## Exercise goal
Gather every line of the data below that contains the string "Book". The match is case-sensitive.

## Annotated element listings
--------
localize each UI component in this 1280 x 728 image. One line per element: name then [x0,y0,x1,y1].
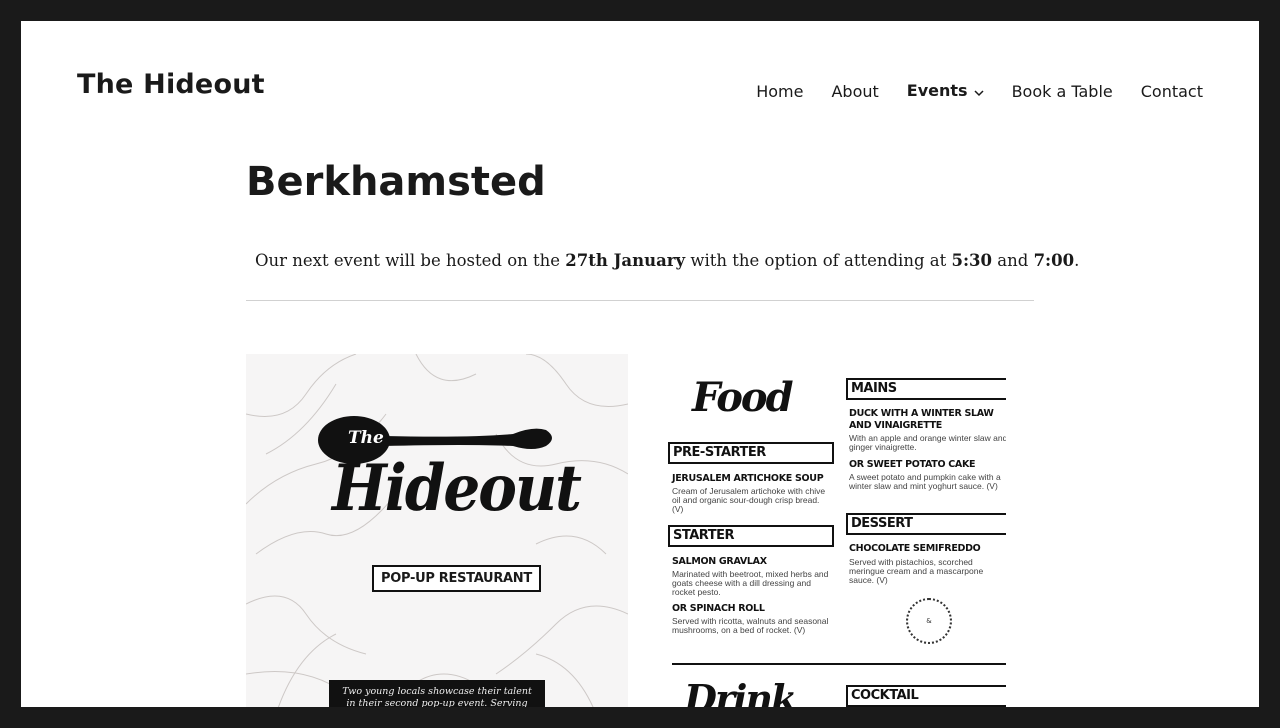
bread-supplier-stamp: & [906,598,952,644]
event-time-second: 7:00 [1033,251,1075,270]
intro-text-part: and [992,251,1034,270]
nav-item-events-label: Events [906,81,968,100]
chevron-down-icon[interactable] [974,82,984,101]
menu-listing: Food PRE-STARTER JERUSALEM ARTICHOKE SOU… [646,354,1006,707]
section-starter: STARTER [668,525,834,547]
event-intro-text: Our next event will be hosted on the 27t… [255,251,1079,270]
intro-text-part: . [1074,251,1080,270]
cover-blurb: Two young locals showcase their talent i… [329,680,545,707]
nav-item-home[interactable]: Home [756,82,803,101]
cover-the-text: The [348,428,384,448]
section-mains: MAINS [846,378,1006,400]
main-navigation: Home About Events Book a Table Contact [756,81,1203,101]
nav-item-events[interactable]: Events [907,81,984,101]
section-pre-starter: PRE-STARTER [668,442,834,464]
nav-item-about[interactable]: About [831,82,878,101]
drink-heading: Drink [684,676,797,707]
page: The Hideout Home About Events Book a Tab… [21,21,1259,707]
nav-item-contact[interactable]: Contact [1141,82,1203,101]
dish-name: SALMON GRAVLAX [672,556,767,567]
food-heading: Food [692,374,794,421]
cover-brand-text: Hideout [332,450,582,526]
dish-description: Marinated with beetroot, mixed herbs and… [672,569,829,597]
dish-name: CHOCOLATE SEMIFREDDO [849,543,981,554]
section-dessert: DESSERT [846,513,1006,535]
dish-description: Cream of Jerusalem artichoke with chive … [672,486,826,514]
event-date: 27th January [565,251,686,270]
dish-description: With an apple and orange winter slaw and… [849,433,1006,452]
dish-name: JERUSALEM ARTICHOKE SOUP [672,473,824,484]
dish-name: OR SPINACH ROLL [672,603,765,614]
popup-restaurant-badge: POP-UP RESTAURANT [372,565,541,592]
dish-name: OR SWEET POTATO CAKE [849,459,976,470]
dish-name: DUCK WITH A WINTER SLAW AND VINAIGRETTE [849,408,994,431]
section-cocktail: COCKTAIL [846,685,1006,707]
menu-image: The Hideout POP-UP RESTAURANT Two young … [246,354,1006,707]
dish-description: Served with ricotta, walnuts and seasona… [672,616,829,635]
dish-description: A sweet potato and pumpkin cake with a w… [849,472,1001,491]
nav-item-book-a-table[interactable]: Book a Table [1012,82,1113,101]
page-title: Berkhamsted [246,159,546,205]
dish-description: Served with pistachios, scorched meringu… [849,557,984,585]
event-time-first: 5:30 [951,251,993,270]
menu-divider [672,663,1006,665]
site-title[interactable]: The Hideout [77,69,265,100]
menu-cover: The Hideout POP-UP RESTAURANT Two young … [246,354,628,707]
intro-text-part: Our next event will be hosted on the [255,251,566,270]
intro-text-part: with the option of attending at [685,251,952,270]
divider [246,300,1034,301]
tree-branches-illustration [246,354,628,707]
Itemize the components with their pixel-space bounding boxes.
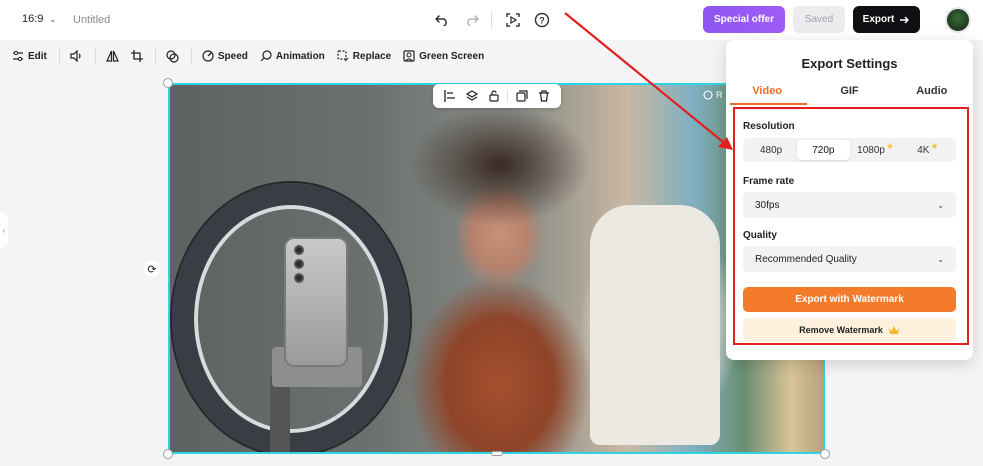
mask-tool-button[interactable] [166, 49, 179, 63]
help-icon[interactable]: ? [532, 10, 552, 30]
export-button-label: Export [862, 14, 895, 25]
speed-tool-button[interactable]: Speed [202, 50, 248, 62]
aspect-ratio-label: 16:9 [22, 13, 44, 25]
crop-tool-button[interactable] [130, 50, 143, 62]
toolbar-divider [154, 49, 156, 63]
duplicate-icon[interactable] [514, 88, 530, 104]
edit-tool-button[interactable]: Edit [12, 50, 47, 62]
delete-icon[interactable] [536, 88, 552, 104]
toolbar-divider [190, 49, 192, 63]
export-button[interactable]: Export [853, 6, 920, 33]
floating-toolbar-divider [507, 90, 509, 102]
phone-shape [284, 237, 348, 367]
tab-video[interactable]: Video [726, 84, 808, 104]
undo-icon[interactable] [432, 10, 452, 30]
preview-icon[interactable] [503, 10, 523, 30]
edit-toolbar: Edit Speed Animation Replace Green Scree… [12, 43, 772, 69]
lock-icon[interactable] [486, 88, 502, 104]
tab-audio[interactable]: Audio [891, 84, 973, 104]
layers-icon[interactable] [464, 88, 480, 104]
project-title[interactable]: Untitled [73, 14, 110, 26]
arrow-right-icon [900, 16, 910, 23]
animation-tool-button[interactable]: Animation [260, 50, 325, 62]
green-screen-tool-label: Green Screen [419, 50, 485, 62]
crop-icon [130, 50, 143, 62]
edit-tool-label: Edit [28, 50, 47, 62]
refresh-icon [703, 90, 713, 100]
speed-tool-label: Speed [217, 50, 248, 62]
toolbar-divider [94, 49, 96, 63]
export-format-tabs: Video GIF Audio [726, 84, 973, 104]
chevron-down-icon: ⌄ [49, 15, 57, 24]
sliders-icon [13, 50, 23, 62]
rotate-icon[interactable]: ⟳ [144, 261, 160, 277]
replace-icon [337, 50, 349, 62]
align-icon[interactable] [442, 88, 458, 104]
flip-tool-button[interactable] [105, 50, 119, 62]
tab-gif[interactable]: GIF [808, 84, 890, 104]
toolbar-divider [491, 12, 492, 28]
camera-lens-shape [294, 259, 304, 269]
top-bar: 16:9 ⌄ Untitled ? Special offer Saved Exp… [0, 0, 983, 40]
redo-icon[interactable] [462, 10, 482, 30]
animation-tool-label: Animation [275, 50, 325, 62]
saved-status-button: Saved [793, 6, 845, 33]
camera-lens-shape [294, 273, 304, 283]
active-tab-indicator [730, 103, 807, 105]
resize-handle-bottom-left[interactable] [163, 449, 173, 459]
collapse-panel-handle[interactable]: ‹ [0, 212, 8, 248]
green-screen-icon [403, 50, 415, 62]
export-settings-title: Export Settings [801, 56, 898, 71]
aspect-ratio-dropdown[interactable]: 16:9 ⌄ [22, 13, 56, 25]
resize-handle-bottom-right[interactable] [820, 449, 830, 459]
mask-icon [166, 49, 179, 63]
camera-lens-shape [294, 245, 304, 255]
flip-icon [105, 50, 119, 62]
resize-handle-bottom[interactable] [491, 451, 503, 456]
replace-tool-label: Replace [352, 50, 392, 62]
user-avatar[interactable] [945, 7, 971, 33]
volume-icon [70, 50, 81, 62]
annotation-highlight-box [733, 107, 969, 345]
volume-tool-button[interactable] [70, 50, 83, 62]
green-screen-tool-button[interactable]: Green Screen [403, 50, 484, 62]
garment-shape [590, 205, 720, 445]
replace-tool-button[interactable]: Replace [337, 50, 391, 62]
canvas-overlay-label[interactable]: R [703, 90, 723, 100]
speed-icon [202, 50, 214, 62]
svg-text:?: ? [539, 16, 545, 26]
resize-handle-top-left[interactable] [163, 78, 173, 88]
toolbar-divider [58, 49, 60, 63]
canvas-overlay-text: R [716, 90, 723, 100]
floating-clip-toolbar [433, 84, 561, 108]
animation-icon [260, 50, 272, 62]
special-offer-button[interactable]: Special offer [703, 6, 785, 33]
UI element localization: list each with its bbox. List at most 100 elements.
--------
## Written answer
main-navigation: Home About Events Book a Table Contact [756,81,1203,101]
page: The Hideout Home About Events Book a Tab… [21,21,1259,707]
nav-item-book-a-table[interactable]: Book a Table [1012,82,1113,101]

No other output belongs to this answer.